* Begin SUPPLIED DATA *
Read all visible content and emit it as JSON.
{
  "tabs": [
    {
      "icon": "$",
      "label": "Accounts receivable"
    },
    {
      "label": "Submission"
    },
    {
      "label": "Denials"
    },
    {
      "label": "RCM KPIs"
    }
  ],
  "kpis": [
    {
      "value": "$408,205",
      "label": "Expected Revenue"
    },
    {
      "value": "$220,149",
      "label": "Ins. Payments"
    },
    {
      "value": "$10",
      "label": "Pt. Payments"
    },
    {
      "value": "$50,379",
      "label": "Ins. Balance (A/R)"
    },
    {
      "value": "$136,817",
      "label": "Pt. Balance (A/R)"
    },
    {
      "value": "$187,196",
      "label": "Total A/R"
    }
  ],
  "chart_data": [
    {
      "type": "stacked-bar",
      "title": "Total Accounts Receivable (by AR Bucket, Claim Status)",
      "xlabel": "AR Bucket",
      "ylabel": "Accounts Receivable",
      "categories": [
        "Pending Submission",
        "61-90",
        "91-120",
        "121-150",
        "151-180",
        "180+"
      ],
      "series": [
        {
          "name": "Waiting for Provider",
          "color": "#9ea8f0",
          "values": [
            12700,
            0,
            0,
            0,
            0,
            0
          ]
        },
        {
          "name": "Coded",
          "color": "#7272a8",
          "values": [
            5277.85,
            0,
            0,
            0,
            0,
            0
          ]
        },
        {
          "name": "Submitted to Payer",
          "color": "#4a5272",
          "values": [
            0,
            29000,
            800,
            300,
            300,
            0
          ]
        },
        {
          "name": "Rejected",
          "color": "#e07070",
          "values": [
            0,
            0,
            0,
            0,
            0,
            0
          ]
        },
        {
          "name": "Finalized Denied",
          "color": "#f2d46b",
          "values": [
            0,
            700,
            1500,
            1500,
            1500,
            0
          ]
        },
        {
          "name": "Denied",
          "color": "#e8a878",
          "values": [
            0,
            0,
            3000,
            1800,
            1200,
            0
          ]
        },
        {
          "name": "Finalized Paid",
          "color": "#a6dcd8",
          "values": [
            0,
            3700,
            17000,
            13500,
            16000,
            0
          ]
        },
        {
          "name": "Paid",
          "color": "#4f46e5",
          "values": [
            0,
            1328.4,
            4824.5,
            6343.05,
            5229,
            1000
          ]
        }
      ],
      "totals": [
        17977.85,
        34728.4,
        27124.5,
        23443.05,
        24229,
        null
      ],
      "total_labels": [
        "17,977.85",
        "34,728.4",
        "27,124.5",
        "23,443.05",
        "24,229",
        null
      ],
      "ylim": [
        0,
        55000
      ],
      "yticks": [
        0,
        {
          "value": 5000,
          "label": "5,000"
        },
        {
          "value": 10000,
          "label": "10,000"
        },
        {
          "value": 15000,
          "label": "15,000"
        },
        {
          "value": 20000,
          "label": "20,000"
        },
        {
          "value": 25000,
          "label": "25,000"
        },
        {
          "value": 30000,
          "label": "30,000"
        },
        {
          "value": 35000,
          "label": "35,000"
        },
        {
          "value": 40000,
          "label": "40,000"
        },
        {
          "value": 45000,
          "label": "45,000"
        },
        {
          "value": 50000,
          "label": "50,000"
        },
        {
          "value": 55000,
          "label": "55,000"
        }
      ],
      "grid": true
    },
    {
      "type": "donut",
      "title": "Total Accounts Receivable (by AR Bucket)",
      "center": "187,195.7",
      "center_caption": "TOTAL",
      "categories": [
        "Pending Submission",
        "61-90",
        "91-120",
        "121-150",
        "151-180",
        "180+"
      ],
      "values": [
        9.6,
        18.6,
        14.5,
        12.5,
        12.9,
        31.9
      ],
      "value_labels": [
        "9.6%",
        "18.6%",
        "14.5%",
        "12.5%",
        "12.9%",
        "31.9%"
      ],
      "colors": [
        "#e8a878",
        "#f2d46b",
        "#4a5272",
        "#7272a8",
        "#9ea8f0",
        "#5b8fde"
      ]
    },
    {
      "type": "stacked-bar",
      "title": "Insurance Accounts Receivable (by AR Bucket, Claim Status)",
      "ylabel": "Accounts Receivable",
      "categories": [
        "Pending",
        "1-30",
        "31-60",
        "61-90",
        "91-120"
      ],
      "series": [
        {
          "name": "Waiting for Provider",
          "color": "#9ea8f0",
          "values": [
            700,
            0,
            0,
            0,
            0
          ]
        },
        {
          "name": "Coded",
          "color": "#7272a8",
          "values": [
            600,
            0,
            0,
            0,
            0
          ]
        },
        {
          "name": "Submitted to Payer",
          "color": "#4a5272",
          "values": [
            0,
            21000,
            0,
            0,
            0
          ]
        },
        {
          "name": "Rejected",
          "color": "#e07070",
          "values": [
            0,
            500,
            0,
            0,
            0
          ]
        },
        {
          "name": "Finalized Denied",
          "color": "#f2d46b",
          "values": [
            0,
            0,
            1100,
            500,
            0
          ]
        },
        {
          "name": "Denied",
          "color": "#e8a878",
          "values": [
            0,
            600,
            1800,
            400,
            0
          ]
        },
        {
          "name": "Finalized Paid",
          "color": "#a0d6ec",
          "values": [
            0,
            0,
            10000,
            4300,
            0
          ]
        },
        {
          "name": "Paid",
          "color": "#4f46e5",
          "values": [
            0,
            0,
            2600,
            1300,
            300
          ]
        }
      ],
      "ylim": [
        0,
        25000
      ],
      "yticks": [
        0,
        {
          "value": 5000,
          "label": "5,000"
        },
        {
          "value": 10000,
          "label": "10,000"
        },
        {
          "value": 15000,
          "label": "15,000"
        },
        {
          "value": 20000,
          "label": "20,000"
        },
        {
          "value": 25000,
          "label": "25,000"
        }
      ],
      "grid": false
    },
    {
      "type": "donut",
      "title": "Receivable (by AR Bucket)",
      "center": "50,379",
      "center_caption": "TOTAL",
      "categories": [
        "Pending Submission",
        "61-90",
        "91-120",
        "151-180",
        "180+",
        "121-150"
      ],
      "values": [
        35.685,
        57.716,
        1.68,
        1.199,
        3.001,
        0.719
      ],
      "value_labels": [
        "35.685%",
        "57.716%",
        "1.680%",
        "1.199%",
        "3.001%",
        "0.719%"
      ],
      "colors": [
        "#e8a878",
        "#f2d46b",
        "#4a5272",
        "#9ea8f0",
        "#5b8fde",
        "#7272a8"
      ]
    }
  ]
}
* End SUPPLIED DATA *
WRITTEN INSTRUCTION:
Print the material once more, exactly.

COMPLETED EXERCISE:
Read all visible content and emit it as JSON.
{
  "tabs": [
    {
      "icon": "$",
      "label": "Accounts receivable"
    },
    {
      "label": "Submission"
    },
    {
      "label": "Denials"
    },
    {
      "label": "RCM KPIs"
    }
  ],
  "kpis": [
    {
      "value": "$408,205",
      "label": "Expected Revenue"
    },
    {
      "value": "$220,149",
      "label": "Ins. Payments"
    },
    {
      "value": "$10",
      "label": "Pt. Payments"
    },
    {
      "value": "$50,379",
      "label": "Ins. Balance (A/R)"
    },
    {
      "value": "$136,817",
      "label": "Pt. Balance (A/R)"
    },
    {
      "value": "$187,196",
      "label": "Total A/R"
    }
  ],
  "chart_data": [
    {
      "type": "stacked-bar",
      "title": "Total Accounts Receivable (by AR Bucket, Claim Status)",
      "xlabel": "AR Bucket",
      "ylabel": "Accounts Receivable",
      "categories": [
        "Pending Submission",
        "61-90",
        "91-120",
        "121-150",
        "151-180",
        "180+"
      ],
      "series": [
        {
          "name": "Waiting for Provider",
          "color": "#9ea8f0",
          "values": [
            12700,
            0,
            0,
            0,
            0,
            0
          ]
        },
        {
          "name": "Coded",
          "color": "#7272a8",
          "values": [
            5277.85,
            0,
            0,
            0,
            0,
            0
          ]
        },
        {
          "name": "Submitted to Payer",
          "color": "#4a5272",
          "values": [
            0,
            29000,
            800,
            300,
            300,
            0
          ]
        },
        {
          "name": "Rejected",
          "color": "#e07070",
          "values": [
            0,
            0,
            0,
            0,
            0,
            0
          ]
        },
        {
          "name": "Finalized Denied",
          "color": "#f2d46b",
          "values": [
            0,
            700,
            1500,
            1500,
            1500,
            0
          ]
        },
        {
          "name": "Denied",
          "color": "#e8a878",
          "values": [
            0,
            0,
            3000,
            1800,
            1200,
            0
          ]
        },
        {
          "name": "Finalized Paid",
          "color": "#a6dcd8",
          "values": [
            0,
            3700,
            17000,
            13500,
            16000,
            0
          ]
        },
        {
          "name": "Paid",
          "color": "#4f46e5",
          "values": [
            0,
            1328.4,
            4824.5,
            6343.05,
            5229,
            1000
          ]
        }
      ],
      "totals": [
        17977.85,
        34728.4,
        27124.5,
        23443.05,
        24229,
        null
      ],
      "total_labels": [
        "17,977.85",
        "34,728.4",
        "27,124.5",
        "23,443.05",
        "24,229",
        null
      ],
      "ylim": [
        0,
        55000
      ],
      "yticks": [
        0,
        {
          "value": 5000,
          "label": "5,000"
        },
        {
          "value": 10000,
          "label": "10,000"
        },
        {
          "value": 15000,
          "label": "15,000"
        },
        {
          "value": 20000,
          "label": "20,000"
        },
        {
          "value": 25000,
          "label": "25,000"
        },
        {
          "value": 30000,
          "label": "30,000"
        },
        {
          "value": 35000,
          "label": "35,000"
        },
        {
          "value": 40000,
          "label": "40,000"
        },
        {
          "value": 45000,
          "label": "45,000"
        },
        {
          "value": 50000,
          "label": "50,000"
        },
        {
          "value": 55000,
          "label": "55,000"
        }
      ],
      "grid": true
    },
    {
      "type": "donut",
      "title": "Total Accounts Receivable (by AR Bucket)",
      "center": "187,195.7",
      "center_caption": "TOTAL",
      "categories": [
        "Pending Submission",
        "61-90",
        "91-120",
        "121-150",
        "151-180",
        "180+"
      ],
      "values": [
        9.6,
        18.6,
        14.5,
        12.5,
        12.9,
        31.9
      ],
      "value_labels": [
        "9.6%",
        "18.6%",
        "14.5%",
        "12.5%",
        "12.9%",
        "31.9%"
      ],
      "colors": [
        "#e8a878",
        "#f2d46b",
        "#4a5272",
        "#7272a8",
        "#9ea8f0",
        "#5b8fde"
      ]
    },
    {
      "type": "stacked-bar",
      "title": "Insurance Accounts Receivable (by AR Bucket, Claim Status)",
      "ylabel": "Accounts Receivable",
      "categories": [
        "Pending",
        "1-30",
        "31-60",
        "61-90",
        "91-120"
      ],
      "series": [
        {
          "name": "Waiting for Provider",
          "color": "#9ea8f0",
          "values": [
            700,
            0,
            0,
            0,
            0
          ]
        },
        {
          "name": "Coded",
          "color": "#7272a8",
          "values": [
            600,
            0,
            0,
            0,
            0
          ]
        },
        {
          "name": "Submitted to Payer",
          "color": "#4a5272",
          "values": [
            0,
            21000,
            0,
            0,
            0
          ]
        },
        {
          "name": "Rejected",
          "color": "#e07070",
          "values": [
            0,
            500,
            0,
            0,
            0
          ]
        },
        {
          "name": "Finalized Denied",
          "color": "#f2d46b",
          "values": [
            0,
            0,
            1100,
            500,
            0
          ]
        },
        {
          "name": "Denied",
          "color": "#e8a878",
          "values": [
            0,
            600,
            1800,
            400,
            0
          ]
        },
        {
          "name": "Finalized Paid",
          "color": "#a0d6ec",
          "values": [
            0,
            0,
            10000,
            4300,
            0
          ]
        },
        {
          "name": "Paid",
          "color": "#4f46e5",
          "values": [
            0,
            0,
            2600,
            1300,
            300
          ]
        }
      ],
      "ylim": [
        0,
        25000
      ],
      "yticks": [
        0,
        {
          "value": 5000,
          "label": "5,000"
        },
        {
          "value": 10000,
          "label": "10,000"
        },
        {
          "value": 15000,
          "label": "15,000"
        },
        {
          "value": 20000,
          "label": "20,000"
        },
        {
          "value": 25000,
          "label": "25,000"
        }
      ],
      "grid": false
    },
    {
      "type": "donut",
      "title": "Receivable (by AR Bucket)",
      "center": "50,379",
      "center_caption": "TOTAL",
      "categories": [
        "Pending Submission",
        "61-90",
        "91-120",
        "151-180",
        "180+",
        "121-150"
      ],
      "values": [
        35.685,
        57.716,
        1.68,
        1.199,
        3.001,
        0.719
      ],
      "value_labels": [
        "35.685%",
        "57.716%",
        "1.680%",
        "1.199%",
        "3.001%",
        "0.719%"
      ],
      "colors": [
        "#e8a878",
        "#f2d46b",
        "#4a5272",
        "#9ea8f0",
        "#5b8fde",
        "#7272a8"
      ]
    }
  ]
}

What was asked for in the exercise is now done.